▸ COMPLETE THE FOLLOWING
• A. Decide whether each statement below agrees with the text about the Mumbai Police tweets. Answer yes or no for each, and quote the words of the text that decide it.
(i) Much of the tweet material came from the police officers' own internal jokes and one-liners.
(ii) The tweet about wearing a mask properly was posted in 2016.
(iii) Pandey described the incidents they keep track of as rare.
• B. Carry on the text about the Mumbai Police tweets from the point where it stops.

▸ PAGE TEXT
Luck favours the brave, but not when they are wrong. Inform us. Dial 100. #PoliceWaliPublic pic.twitter.com/UmM4DicJK3
— Mumbai Police (@MumbaiPolice) February 11, 2016
“We thought we could try satire, good humour and positivity,” said Pandey. The tweets originated from here. A lot of it came from the cops themselves – their internal jokes and one-liners, and that helped set the tone.
'All Izz Well' against virus only if you wear your mask properly.#DontBeACovidiot pic.twitter.com/Ez1xdfrFU4
— Mumbai Police (@MumbaiPolice) September 28, 2020
On the challenges they faced, Pandey said, “Sustaining good content is possible only if we keep ourselves updated about the incidents as they occur: traffic jams, crimes, thefts, accidents… these things are repetitive. Relatability is important and one must ensure that the conversation isn’t outdated.”

Stored data entries
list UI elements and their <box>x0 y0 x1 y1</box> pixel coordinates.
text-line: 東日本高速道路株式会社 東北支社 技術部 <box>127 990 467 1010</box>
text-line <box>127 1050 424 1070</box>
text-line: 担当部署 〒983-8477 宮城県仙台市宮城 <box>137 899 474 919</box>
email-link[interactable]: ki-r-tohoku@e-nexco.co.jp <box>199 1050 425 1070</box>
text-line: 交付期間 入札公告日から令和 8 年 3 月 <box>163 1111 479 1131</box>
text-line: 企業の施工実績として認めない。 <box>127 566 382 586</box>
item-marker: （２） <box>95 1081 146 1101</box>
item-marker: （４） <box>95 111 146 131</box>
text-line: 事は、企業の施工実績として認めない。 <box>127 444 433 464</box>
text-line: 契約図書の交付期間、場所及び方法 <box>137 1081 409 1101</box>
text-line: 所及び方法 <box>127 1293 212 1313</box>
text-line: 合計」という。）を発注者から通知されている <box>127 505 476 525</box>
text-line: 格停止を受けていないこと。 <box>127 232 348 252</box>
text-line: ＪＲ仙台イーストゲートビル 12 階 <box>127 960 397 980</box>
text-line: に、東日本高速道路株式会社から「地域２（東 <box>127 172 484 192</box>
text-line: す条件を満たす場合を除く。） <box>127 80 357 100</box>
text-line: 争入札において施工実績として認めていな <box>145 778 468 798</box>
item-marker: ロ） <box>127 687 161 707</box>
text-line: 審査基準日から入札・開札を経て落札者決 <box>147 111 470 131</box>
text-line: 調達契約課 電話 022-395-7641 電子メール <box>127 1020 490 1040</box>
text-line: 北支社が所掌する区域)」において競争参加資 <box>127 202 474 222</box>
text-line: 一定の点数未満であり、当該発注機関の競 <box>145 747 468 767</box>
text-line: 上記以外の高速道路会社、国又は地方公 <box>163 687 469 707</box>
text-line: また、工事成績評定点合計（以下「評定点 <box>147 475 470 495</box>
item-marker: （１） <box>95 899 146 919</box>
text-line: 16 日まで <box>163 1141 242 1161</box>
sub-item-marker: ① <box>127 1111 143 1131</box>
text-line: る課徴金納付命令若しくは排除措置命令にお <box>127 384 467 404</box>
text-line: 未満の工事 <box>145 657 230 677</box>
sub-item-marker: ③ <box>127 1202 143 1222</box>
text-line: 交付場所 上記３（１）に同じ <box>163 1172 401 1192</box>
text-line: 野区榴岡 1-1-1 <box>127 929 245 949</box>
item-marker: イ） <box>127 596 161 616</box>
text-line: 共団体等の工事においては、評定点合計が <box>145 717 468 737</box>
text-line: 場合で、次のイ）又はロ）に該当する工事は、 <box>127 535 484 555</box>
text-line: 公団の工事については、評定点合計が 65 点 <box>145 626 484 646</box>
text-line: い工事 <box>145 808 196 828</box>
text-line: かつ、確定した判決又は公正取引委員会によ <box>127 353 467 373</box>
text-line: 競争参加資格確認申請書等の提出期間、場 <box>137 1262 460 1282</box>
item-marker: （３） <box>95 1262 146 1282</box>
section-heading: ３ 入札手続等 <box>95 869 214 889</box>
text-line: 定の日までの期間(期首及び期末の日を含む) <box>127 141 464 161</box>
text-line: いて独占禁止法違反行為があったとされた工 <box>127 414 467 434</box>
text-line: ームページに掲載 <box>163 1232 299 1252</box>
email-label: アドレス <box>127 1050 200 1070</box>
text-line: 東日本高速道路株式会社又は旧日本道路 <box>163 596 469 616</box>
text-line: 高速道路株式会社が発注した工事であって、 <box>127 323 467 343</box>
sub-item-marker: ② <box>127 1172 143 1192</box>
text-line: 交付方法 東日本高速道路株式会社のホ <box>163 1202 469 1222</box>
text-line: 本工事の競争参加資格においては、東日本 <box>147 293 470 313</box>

▸ ANSWERS FOR THIS EXERCISE
• A.
(i) Yes: "A lot of it came from the cops themselves – their internal jokes and one-liners"
(ii) No: "September 28, 2020"
(iii) No: "these things are repetitive"

• B.
On police officers being out of date with the present world, Pandey said, “There are very young officers in the department who’ve got great suggestions. They watch shows on Netflix, etc., and know what’s happening around them. They have their favourite ‘Avengers’…”
The chronology of a tweet
We were curious to understand how it all worked. Does someone approve the tweets? “Everything is approved every day. No post goes out without approval and the policemen are very deeply involved in it,” says Pandey, adding that they (the police officers) are well-read people, and some of them write extraordinarily well and have great taste in literature.
On the department's monitoring and response team that monitors the handle day and night, every day, Pandey says, “We (HAT Media) have trained them regarding how to reply (to queries people post on social media, etc.). As per protocol, no query should go unresolved. Of course, the police won’t respond to irrelevant queries.”
The web cell has a team of eight constables on each shift to monitor and response and two officers, the joint commissioners law and order and crime and DCP operations are a part of the process and the Commissioner too.
The ‘responsibility’ factor
When you’re the team that assists the Mumbai Police on its famed Twitter handle, there is this sense of responsibility. “100 per cent. It has made each one of us (the HAT Media team) conscious and we do not even repeat the smallest mistakes we used to make earlier,” quipped Pandey.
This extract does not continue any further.